At 230, the first color sensor and the second color sensor obtain color sensing data based on the sensing light reflected from the first color-coded surface and the second color-coded surface, respectively. In some embodiments, the color sensing data obtained by the color sensor may include digital returns of color values, such as, for example, red, green, blue, and white (RGBW) light sensors, or red, green, blue (RGB) light sensors. In some embodiments, the first color sensor and the second color sensor may simultaneously measure color sensing data for the first location and the second location. A series of color sensing data for the first location and the second location, respectively, may be obtained. Method 200 then proceeds to 240.

At 240, the processor receives color sensing data from the first and second color sensors and processes the color sensing data to obtain respective motion or state information for the first and second locations. In some embodiments, the measured color sensing data may be analyzed and compared to a reference data set to determine positional information of the first and second color sensors relative to the first and second color-coded surfaces. For example, the analysis module may compare the measured color values to a reference data set that provides a correspondence between the color sensing values (e.g., RGB values) and the positions (e.g., x and y) of the first or second color-coded surfaces.

■ Provided material
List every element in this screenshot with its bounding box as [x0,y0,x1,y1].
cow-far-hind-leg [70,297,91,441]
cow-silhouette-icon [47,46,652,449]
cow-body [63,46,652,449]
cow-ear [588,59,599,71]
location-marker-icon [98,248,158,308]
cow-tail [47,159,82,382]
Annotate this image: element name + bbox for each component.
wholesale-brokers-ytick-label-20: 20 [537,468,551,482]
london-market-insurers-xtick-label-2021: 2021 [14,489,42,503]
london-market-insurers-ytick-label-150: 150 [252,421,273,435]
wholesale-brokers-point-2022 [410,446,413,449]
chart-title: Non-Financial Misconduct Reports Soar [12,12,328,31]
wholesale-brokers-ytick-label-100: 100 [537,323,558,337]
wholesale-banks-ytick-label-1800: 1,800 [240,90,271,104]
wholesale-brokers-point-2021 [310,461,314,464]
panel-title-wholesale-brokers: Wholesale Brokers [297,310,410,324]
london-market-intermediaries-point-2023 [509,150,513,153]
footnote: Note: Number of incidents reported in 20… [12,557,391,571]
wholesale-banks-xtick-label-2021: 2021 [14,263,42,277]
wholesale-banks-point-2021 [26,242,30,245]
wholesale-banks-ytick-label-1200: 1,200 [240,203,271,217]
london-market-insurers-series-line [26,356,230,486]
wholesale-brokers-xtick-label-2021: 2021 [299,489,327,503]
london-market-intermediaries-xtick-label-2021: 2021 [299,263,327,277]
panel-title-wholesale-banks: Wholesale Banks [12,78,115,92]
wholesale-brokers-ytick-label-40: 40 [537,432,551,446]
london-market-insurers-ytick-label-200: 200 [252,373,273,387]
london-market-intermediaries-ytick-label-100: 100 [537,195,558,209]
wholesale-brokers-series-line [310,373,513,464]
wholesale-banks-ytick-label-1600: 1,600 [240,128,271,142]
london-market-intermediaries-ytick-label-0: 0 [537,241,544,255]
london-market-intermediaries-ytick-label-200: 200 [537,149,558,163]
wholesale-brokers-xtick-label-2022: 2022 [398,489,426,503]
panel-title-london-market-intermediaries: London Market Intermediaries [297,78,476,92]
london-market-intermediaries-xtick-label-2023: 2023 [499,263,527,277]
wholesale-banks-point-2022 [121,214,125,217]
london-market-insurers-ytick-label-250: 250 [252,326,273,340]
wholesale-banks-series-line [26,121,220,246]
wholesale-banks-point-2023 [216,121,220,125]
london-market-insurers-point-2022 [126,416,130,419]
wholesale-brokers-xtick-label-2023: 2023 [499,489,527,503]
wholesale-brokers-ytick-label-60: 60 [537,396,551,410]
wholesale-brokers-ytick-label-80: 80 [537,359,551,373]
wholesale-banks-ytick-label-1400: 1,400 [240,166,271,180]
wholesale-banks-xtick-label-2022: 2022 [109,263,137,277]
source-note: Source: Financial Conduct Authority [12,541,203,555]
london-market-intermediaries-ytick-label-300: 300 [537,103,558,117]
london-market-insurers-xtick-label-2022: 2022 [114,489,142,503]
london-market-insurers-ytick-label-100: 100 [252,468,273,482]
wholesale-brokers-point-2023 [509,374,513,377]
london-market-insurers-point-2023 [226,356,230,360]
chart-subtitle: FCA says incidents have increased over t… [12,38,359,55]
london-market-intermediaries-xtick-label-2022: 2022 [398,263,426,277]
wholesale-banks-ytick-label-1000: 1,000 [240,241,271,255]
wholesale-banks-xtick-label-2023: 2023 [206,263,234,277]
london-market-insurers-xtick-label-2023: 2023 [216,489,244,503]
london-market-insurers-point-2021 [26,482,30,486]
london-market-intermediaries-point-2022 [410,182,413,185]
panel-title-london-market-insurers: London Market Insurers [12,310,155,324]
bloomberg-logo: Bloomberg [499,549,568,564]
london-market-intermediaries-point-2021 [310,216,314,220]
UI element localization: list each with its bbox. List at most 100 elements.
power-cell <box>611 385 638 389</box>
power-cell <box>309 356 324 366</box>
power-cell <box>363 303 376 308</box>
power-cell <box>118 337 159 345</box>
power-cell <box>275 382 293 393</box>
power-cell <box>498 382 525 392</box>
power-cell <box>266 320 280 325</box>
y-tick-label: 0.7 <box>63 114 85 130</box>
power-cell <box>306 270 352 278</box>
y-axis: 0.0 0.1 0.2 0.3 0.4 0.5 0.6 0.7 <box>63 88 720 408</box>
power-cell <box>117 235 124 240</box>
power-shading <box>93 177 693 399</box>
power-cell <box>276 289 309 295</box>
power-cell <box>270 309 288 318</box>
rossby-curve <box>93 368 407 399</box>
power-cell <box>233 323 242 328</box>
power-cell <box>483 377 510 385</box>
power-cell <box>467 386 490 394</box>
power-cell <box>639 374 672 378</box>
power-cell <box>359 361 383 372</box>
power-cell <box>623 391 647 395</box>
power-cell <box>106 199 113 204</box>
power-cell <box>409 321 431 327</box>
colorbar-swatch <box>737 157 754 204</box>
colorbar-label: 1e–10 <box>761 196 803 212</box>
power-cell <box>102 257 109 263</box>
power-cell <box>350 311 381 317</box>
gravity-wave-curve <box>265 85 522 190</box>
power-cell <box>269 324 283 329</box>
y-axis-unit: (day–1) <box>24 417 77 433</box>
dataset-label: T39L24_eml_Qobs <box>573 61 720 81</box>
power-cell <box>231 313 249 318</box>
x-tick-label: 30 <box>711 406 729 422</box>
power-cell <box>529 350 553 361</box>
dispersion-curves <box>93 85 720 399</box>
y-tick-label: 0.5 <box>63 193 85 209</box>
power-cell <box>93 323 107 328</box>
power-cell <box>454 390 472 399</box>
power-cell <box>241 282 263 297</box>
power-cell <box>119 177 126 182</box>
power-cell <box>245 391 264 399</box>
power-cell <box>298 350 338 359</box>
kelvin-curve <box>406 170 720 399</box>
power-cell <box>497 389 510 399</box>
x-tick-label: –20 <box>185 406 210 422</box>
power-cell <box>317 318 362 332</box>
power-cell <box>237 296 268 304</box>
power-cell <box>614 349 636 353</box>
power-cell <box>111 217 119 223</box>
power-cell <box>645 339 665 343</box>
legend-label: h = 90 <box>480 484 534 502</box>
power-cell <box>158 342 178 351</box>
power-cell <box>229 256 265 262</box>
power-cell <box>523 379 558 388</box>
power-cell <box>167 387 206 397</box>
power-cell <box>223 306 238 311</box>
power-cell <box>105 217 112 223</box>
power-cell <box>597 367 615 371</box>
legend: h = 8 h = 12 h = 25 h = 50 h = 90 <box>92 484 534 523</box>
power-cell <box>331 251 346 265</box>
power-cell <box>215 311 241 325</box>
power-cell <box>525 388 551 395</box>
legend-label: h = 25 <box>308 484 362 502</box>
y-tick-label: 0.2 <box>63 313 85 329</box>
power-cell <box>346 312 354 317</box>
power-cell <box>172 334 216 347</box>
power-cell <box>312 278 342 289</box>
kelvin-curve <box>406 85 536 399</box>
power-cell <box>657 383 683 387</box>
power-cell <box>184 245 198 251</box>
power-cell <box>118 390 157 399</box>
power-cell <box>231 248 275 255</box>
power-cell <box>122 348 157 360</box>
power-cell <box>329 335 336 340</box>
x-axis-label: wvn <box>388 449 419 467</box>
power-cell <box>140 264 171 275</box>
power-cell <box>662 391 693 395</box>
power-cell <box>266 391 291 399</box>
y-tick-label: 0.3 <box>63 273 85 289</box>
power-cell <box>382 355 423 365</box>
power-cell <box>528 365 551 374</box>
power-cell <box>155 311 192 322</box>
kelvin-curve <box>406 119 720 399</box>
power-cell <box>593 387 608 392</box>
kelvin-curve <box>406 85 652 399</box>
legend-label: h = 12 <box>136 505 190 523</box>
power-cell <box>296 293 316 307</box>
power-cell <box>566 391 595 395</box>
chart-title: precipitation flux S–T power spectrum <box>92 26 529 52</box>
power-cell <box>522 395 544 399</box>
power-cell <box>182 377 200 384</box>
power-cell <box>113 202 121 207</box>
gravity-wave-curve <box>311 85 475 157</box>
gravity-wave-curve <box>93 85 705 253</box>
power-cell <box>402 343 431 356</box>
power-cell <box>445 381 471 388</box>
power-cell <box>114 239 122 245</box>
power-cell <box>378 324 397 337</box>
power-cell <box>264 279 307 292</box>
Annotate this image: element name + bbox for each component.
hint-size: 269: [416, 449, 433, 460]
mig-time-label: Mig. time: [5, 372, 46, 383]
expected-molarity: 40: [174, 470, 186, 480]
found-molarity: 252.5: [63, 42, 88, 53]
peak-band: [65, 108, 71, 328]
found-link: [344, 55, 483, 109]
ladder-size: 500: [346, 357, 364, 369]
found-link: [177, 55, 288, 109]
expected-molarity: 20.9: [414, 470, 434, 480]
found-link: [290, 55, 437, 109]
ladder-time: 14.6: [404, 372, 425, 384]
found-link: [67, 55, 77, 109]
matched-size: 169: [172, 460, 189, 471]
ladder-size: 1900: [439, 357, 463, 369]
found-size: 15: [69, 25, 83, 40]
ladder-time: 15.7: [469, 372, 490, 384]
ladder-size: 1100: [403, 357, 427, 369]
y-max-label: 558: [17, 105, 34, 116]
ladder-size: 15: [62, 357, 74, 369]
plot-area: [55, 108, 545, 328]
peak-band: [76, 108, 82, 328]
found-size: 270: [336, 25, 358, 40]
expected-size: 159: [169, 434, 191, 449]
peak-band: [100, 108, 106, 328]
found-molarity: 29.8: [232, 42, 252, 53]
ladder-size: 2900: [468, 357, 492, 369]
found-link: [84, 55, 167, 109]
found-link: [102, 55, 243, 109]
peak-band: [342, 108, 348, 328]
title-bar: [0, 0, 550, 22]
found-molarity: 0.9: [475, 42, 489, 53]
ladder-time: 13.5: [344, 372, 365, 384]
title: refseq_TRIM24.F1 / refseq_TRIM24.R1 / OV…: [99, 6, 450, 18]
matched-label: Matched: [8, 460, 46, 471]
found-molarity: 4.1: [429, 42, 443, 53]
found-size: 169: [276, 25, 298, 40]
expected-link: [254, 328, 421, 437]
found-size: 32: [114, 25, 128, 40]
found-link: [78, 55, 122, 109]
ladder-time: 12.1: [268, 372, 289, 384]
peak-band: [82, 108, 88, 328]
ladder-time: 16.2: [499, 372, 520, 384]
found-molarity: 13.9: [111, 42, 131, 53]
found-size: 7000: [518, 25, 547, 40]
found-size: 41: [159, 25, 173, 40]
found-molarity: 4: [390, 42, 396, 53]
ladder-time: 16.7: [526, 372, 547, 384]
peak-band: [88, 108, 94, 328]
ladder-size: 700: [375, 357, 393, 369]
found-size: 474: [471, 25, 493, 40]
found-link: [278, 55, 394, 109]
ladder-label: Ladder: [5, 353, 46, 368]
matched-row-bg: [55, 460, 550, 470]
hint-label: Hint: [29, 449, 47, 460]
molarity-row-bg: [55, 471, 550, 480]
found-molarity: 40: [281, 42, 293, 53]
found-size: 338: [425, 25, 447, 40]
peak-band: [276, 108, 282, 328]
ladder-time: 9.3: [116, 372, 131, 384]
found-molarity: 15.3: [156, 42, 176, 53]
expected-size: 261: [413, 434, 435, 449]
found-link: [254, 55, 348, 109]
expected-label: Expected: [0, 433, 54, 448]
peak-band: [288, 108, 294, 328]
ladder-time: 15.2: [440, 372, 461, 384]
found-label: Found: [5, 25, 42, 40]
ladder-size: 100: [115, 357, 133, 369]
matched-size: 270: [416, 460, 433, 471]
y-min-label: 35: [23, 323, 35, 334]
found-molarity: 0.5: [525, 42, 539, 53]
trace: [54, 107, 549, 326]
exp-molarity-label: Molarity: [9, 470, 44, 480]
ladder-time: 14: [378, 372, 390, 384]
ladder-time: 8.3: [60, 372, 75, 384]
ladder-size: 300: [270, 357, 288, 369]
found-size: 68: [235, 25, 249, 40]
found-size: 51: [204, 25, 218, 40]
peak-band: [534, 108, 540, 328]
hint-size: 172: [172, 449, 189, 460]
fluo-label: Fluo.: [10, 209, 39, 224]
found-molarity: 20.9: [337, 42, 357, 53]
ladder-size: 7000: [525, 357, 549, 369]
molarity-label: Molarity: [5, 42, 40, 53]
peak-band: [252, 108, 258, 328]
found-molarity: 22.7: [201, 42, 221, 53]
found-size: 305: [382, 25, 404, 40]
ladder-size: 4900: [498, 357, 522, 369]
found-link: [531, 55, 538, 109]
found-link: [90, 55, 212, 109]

■ What this exercise asks
- a) Repeat the color sensing passage word for word, between "At 240, the" and "or second color-coded surfaces.", inclusive.
- b) Write the next part of the color sensing passage, picking up after its final sentence.
You won't need the listing for this.

■ Your responses
- a)
At 240, the processor receives color sensing data from the first and second color sensors and processes the color sensing data to obtain respective motion or state information for the first and second locations. In some embodiments, the measured color sensing data may be analyzed and compared to a reference data set to determine positional information of the first and second color sensors relative to the first and second color-coded surfaces. For example, the analysis module may compare the measured color values to a reference data set that provides a correspondence between the color sensing values (e.g., RGB values) and the positions (e.g., x and y) of the first or second color-coded surfaces.

- b)
In some embodiments, the reference data set may include a location matrix. The position matrix may include reference color values, e.g., red, green, blue, and white (RGBW) values, measured for various positions on the same material surface. The material surface may have, for example, a predetermined color distribution. The predetermined color distribution may provide a correspondence between color values (RGBW values) and positions (e.g., X and Y coordinates in an X, Y coordinate system). It should be appreciated that the reference data set may be in any suitable form other than a location matrix.

In some embodiments, the processor may calibrate the color sensor prior to use. For example, for new material surfaces with unknown properties, color sensing data may be measured at a known level of tension/compression force to form a position matrix that provides a correspondence between color sensing values (e.g., RGB values) and positions (e.g., x and y) before the new material surface is used as the first color-coded surface or the second color-coded surface.

In some embodiments, the measured color sensing data and/or the determined position/motion information data may be stored in a database in any suitable data structure, such as, for example, a table, array, matrix, or the like. The data may be retrieved and analyzed to obtain useful information about the state of the monitored joint or limb.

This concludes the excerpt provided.